Written problem:
Copy every line in which the string "эндопротезирования" occurs.
*-*-*
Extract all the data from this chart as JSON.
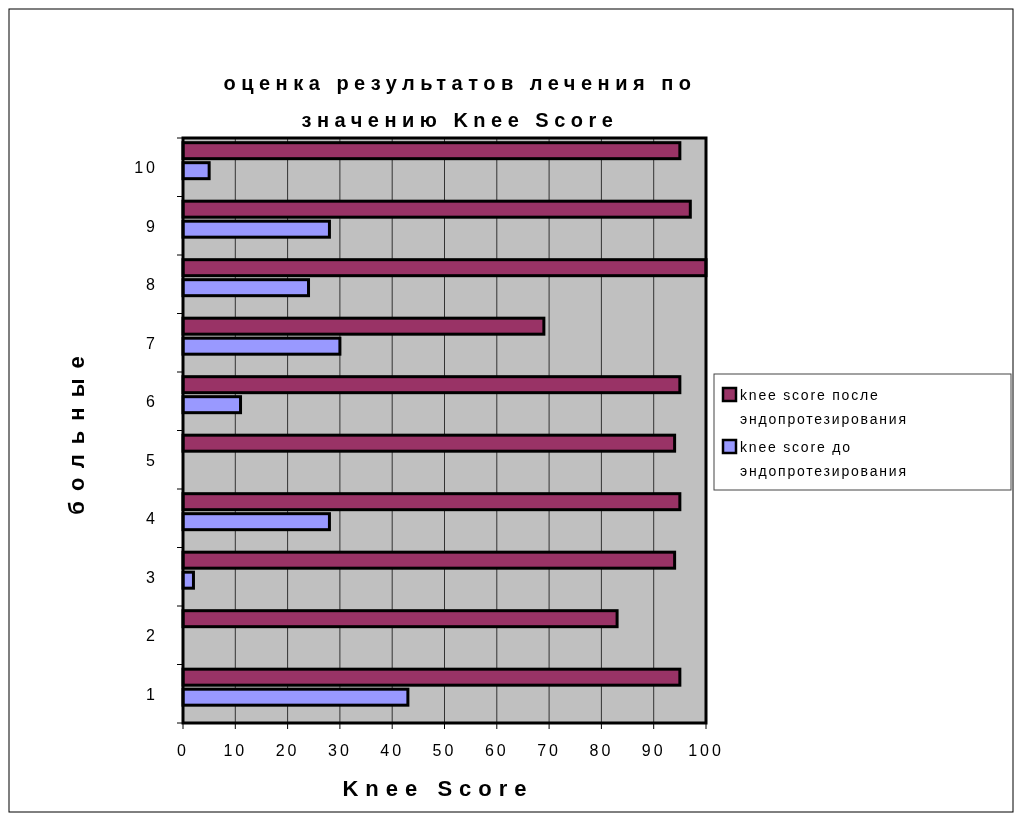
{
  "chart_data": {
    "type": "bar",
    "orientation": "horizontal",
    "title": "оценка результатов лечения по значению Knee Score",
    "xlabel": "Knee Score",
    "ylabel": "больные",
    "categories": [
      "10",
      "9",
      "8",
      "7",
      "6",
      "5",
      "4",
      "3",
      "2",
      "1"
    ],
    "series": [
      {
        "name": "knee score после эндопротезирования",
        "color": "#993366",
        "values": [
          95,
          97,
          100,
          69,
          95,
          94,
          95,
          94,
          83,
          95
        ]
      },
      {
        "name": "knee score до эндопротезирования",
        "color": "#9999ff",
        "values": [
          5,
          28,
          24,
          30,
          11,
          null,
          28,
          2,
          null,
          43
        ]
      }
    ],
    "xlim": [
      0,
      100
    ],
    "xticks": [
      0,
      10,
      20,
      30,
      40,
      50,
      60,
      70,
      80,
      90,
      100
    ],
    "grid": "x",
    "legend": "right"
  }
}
*-*-*
Reply:
        "name": "knee score после эндопротезирования",
        "name": "knee score до эндопротезирования",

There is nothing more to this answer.